[Listings of elements and their boxes]
************
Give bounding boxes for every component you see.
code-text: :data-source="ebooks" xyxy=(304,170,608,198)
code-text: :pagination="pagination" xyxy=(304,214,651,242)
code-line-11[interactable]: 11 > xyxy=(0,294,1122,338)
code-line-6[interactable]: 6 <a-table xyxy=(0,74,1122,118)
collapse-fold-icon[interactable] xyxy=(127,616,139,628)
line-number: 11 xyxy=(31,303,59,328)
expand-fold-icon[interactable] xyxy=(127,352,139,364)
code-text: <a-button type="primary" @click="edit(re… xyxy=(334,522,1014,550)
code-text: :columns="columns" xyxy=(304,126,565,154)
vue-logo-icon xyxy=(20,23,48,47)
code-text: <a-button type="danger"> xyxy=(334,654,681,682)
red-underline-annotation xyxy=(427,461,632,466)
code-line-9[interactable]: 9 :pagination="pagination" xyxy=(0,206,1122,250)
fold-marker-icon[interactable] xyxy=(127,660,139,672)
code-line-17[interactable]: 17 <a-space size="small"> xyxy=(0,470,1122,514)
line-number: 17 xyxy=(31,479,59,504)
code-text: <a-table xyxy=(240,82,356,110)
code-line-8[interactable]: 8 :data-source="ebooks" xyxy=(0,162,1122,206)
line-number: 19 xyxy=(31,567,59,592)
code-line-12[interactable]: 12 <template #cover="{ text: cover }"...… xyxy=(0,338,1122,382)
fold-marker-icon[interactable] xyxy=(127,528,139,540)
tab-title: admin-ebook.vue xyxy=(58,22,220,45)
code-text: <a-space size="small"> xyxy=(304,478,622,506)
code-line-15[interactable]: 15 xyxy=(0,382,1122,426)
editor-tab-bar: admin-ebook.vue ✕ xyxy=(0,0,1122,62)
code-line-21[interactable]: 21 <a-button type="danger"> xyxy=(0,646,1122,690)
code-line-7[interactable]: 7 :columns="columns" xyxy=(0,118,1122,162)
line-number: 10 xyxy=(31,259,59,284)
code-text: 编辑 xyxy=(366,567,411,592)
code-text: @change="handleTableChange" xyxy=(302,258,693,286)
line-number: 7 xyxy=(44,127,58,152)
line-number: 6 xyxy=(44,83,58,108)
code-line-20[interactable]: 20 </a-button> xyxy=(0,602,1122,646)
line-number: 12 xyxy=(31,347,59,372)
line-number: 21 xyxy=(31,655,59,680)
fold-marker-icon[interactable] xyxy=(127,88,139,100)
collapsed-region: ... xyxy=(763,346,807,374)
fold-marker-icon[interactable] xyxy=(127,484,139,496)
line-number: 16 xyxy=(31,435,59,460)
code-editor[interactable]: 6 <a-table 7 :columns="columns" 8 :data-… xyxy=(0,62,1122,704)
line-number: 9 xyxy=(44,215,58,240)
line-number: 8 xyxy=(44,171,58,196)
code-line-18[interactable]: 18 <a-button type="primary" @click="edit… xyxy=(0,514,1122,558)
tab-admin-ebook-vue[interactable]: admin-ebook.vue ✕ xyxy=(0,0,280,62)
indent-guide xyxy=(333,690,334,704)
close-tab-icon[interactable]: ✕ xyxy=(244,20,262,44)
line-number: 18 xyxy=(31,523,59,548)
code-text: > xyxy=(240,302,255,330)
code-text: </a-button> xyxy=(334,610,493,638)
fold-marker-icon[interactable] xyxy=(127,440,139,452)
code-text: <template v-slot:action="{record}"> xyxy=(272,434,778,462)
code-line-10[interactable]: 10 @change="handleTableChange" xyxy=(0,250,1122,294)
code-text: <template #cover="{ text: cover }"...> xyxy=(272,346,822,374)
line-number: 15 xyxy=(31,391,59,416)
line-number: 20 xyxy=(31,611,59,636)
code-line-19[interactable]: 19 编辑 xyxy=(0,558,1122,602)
************
> To be done
Reproduce, character for character, the stretch of the data from its first line through the line containing "red-underline-annotation xyxy=(427,461,632,466)", including both ends, and nothing beyond it.

> Final result
Give bounding boxes for every component you see.
code-text: :data-source="ebooks" xyxy=(304,170,608,198)
code-text: :pagination="pagination" xyxy=(304,214,651,242)
code-line-11[interactable]: 11 > xyxy=(0,294,1122,338)
code-line-6[interactable]: 6 <a-table xyxy=(0,74,1122,118)
collapse-fold-icon[interactable] xyxy=(127,616,139,628)
line-number: 11 xyxy=(31,303,59,328)
expand-fold-icon[interactable] xyxy=(127,352,139,364)
code-text: <a-button type="primary" @click="edit(re… xyxy=(334,522,1014,550)
code-text: :columns="columns" xyxy=(304,126,565,154)
vue-logo-icon xyxy=(20,23,48,47)
code-text: <a-button type="danger"> xyxy=(334,654,681,682)
red-underline-annotation xyxy=(427,461,632,466)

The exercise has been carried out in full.